(Dataset records)
┌──
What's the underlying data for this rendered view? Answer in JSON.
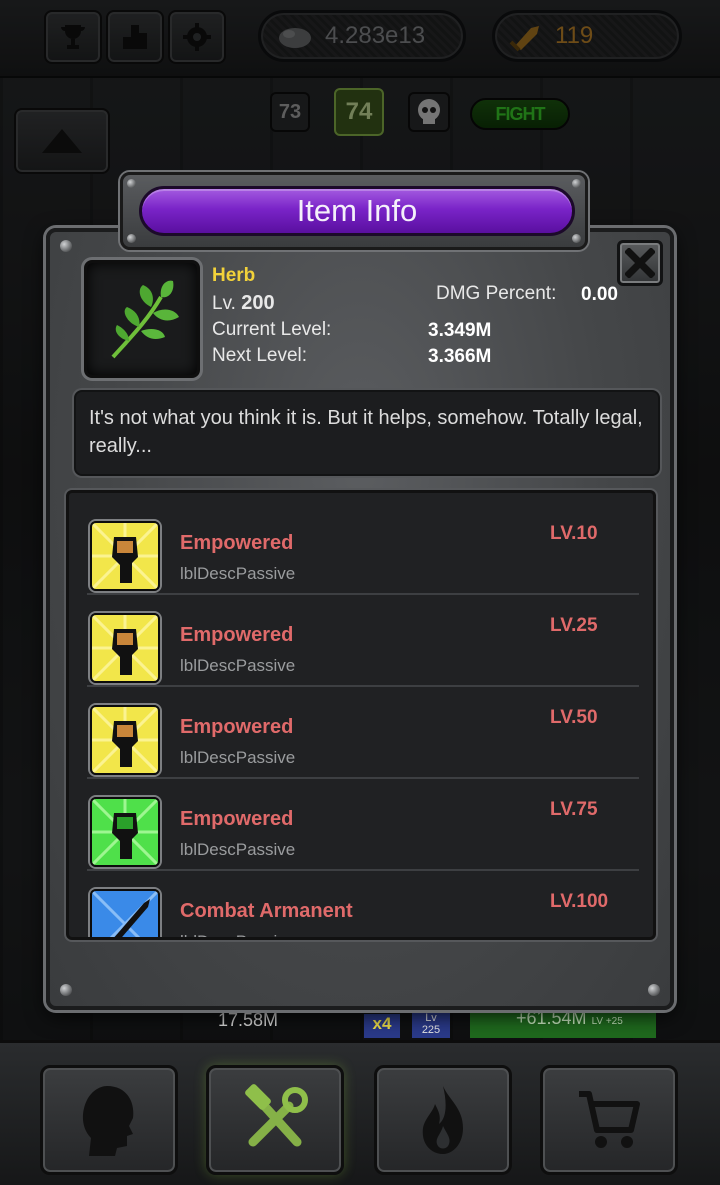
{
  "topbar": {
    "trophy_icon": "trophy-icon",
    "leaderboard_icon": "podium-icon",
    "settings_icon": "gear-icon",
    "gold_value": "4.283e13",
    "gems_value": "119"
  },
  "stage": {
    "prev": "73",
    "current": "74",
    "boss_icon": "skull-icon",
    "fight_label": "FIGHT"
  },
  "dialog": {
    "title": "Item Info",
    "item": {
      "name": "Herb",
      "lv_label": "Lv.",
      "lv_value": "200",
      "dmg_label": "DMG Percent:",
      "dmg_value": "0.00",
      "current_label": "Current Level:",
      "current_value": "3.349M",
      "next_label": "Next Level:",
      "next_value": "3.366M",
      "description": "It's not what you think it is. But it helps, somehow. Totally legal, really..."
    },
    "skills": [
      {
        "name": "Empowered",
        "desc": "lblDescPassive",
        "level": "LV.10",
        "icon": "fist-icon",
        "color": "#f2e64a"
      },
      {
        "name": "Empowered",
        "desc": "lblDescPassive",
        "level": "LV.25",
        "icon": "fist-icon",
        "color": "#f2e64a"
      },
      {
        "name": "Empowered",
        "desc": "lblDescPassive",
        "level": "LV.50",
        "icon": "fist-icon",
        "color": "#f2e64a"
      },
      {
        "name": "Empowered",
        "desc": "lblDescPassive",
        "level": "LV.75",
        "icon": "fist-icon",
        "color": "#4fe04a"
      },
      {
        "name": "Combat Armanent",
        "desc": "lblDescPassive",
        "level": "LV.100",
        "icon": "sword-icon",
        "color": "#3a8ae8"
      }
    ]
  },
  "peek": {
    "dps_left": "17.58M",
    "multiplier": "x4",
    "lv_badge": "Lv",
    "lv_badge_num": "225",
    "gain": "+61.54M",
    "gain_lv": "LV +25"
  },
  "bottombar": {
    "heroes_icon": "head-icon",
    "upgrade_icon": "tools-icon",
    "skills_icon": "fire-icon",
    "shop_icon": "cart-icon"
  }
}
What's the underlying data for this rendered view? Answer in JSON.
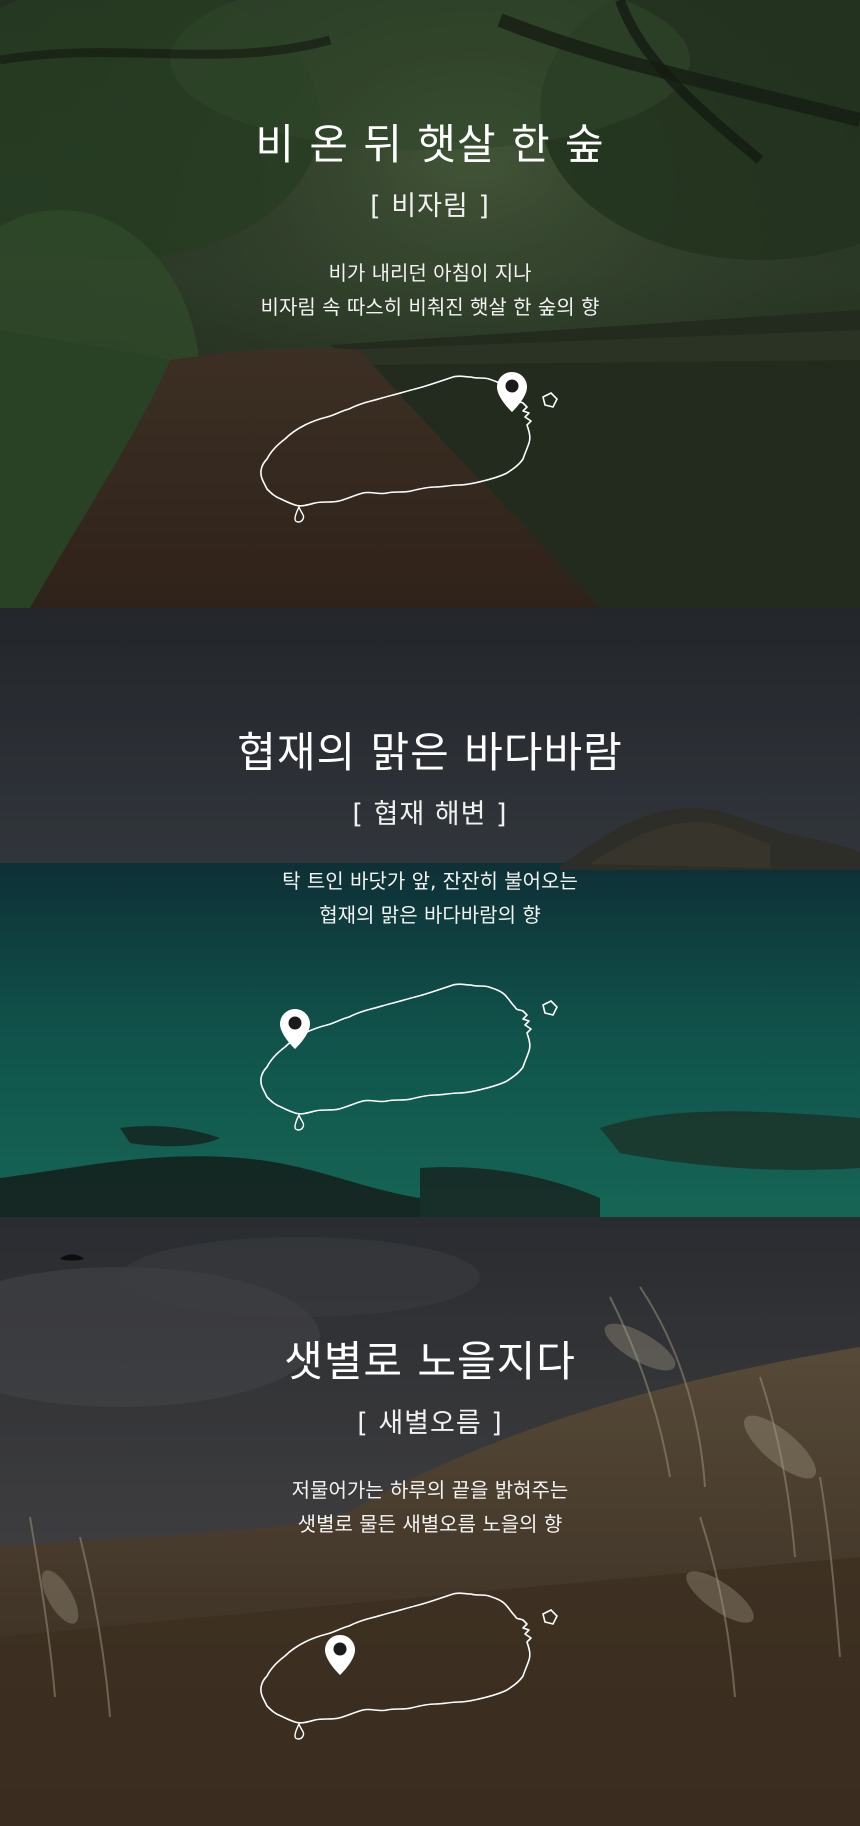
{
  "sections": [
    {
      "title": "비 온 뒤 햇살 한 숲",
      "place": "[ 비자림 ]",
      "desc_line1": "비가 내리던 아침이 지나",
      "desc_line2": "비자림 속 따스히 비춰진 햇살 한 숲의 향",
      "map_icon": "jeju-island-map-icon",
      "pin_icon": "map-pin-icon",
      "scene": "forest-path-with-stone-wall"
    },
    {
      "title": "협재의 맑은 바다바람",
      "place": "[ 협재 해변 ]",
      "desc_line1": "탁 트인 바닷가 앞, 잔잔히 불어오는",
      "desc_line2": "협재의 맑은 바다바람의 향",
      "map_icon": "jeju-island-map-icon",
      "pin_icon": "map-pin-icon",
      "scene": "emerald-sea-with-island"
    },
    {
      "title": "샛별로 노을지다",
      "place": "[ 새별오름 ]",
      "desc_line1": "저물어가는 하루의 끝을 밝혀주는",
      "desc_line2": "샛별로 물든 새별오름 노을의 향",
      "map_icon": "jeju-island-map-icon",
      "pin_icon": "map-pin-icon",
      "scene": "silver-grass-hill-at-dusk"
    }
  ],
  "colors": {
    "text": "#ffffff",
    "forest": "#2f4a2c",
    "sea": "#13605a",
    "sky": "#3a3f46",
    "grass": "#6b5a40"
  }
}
└──
Pictures stay out; repeat all the rest of the records exactly.

What's the underlying data for this rendered view? Answer in JSON.
{
  "topbar": {
    "trophy_icon": "trophy-icon",
    "leaderboard_icon": "podium-icon",
    "settings_icon": "gear-icon",
    "gold_value": "4.283e13",
    "gems_value": "119"
  },
  "stage": {
    "prev": "73",
    "current": "74",
    "boss_icon": "skull-icon",
    "fight_label": "FIGHT"
  },
  "dialog": {
    "title": "Item Info",
    "item": {
      "name": "Herb",
      "lv_label": "Lv.",
      "lv_value": "200",
      "dmg_label": "DMG Percent:",
      "dmg_value": "0.00",
      "current_label": "Current Level:",
      "current_value": "3.349M",
      "next_label": "Next Level:",
      "next_value": "3.366M",
      "description": "It's not what you think it is. But it helps, somehow. Totally legal, really..."
    },
    "skills": [
      {
        "name": "Empowered",
        "desc": "lblDescPassive",
        "level": "LV.10",
        "icon": "fist-icon",
        "color": "#f2e64a"
      },
      {
        "name": "Empowered",
        "desc": "lblDescPassive",
        "level": "LV.25",
        "icon": "fist-icon",
        "color": "#f2e64a"
      },
      {
        "name": "Empowered",
        "desc": "lblDescPassive",
        "level": "LV.50",
        "icon": "fist-icon",
        "color": "#f2e64a"
      },
      {
        "name": "Empowered",
        "desc": "lblDescPassive",
        "level": "LV.75",
        "icon": "fist-icon",
        "color": "#4fe04a"
      },
      {
        "name": "Combat Armanent",
        "desc": "lblDescPassive",
        "level": "LV.100",
        "icon": "sword-icon",
        "color": "#3a8ae8"
      }
    ]
  },
  "peek": {
    "dps_left": "17.58M",
    "multiplier": "x4",
    "lv_badge": "Lv",
    "lv_badge_num": "225",
    "gain": "+61.54M",
    "gain_lv": "LV +25"
  },
  "bottombar": {
    "heroes_icon": "head-icon",
    "upgrade_icon": "tools-icon",
    "skills_icon": "fire-icon",
    "shop_icon": "cart-icon"
  }
}
What's the underlying data for this rendered view? Answer in JSON.
{
  "sections": [
    {
      "title": "비 온 뒤 햇살 한 숲",
      "place": "[ 비자림 ]",
      "desc_line1": "비가 내리던 아침이 지나",
      "desc_line2": "비자림 속 따스히 비춰진 햇살 한 숲의 향",
      "map_icon": "jeju-island-map-icon",
      "pin_icon": "map-pin-icon",
      "scene": "forest-path-with-stone-wall"
    },
    {
      "title": "협재의 맑은 바다바람",
      "place": "[ 협재 해변 ]",
      "desc_line1": "탁 트인 바닷가 앞, 잔잔히 불어오는",
      "desc_line2": "협재의 맑은 바다바람의 향",
      "map_icon": "jeju-island-map-icon",
      "pin_icon": "map-pin-icon",
      "scene": "emerald-sea-with-island"
    },
    {
      "title": "샛별로 노을지다",
      "place": "[ 새별오름 ]",
      "desc_line1": "저물어가는 하루의 끝을 밝혀주는",
      "desc_line2": "샛별로 물든 새별오름 노을의 향",
      "map_icon": "jeju-island-map-icon",
      "pin_icon": "map-pin-icon",
      "scene": "silver-grass-hill-at-dusk"
    }
  ],
  "colors": {
    "text": "#ffffff",
    "forest": "#2f4a2c",
    "sea": "#13605a",
    "sky": "#3a3f46",
    "grass": "#6b5a40"
  }
}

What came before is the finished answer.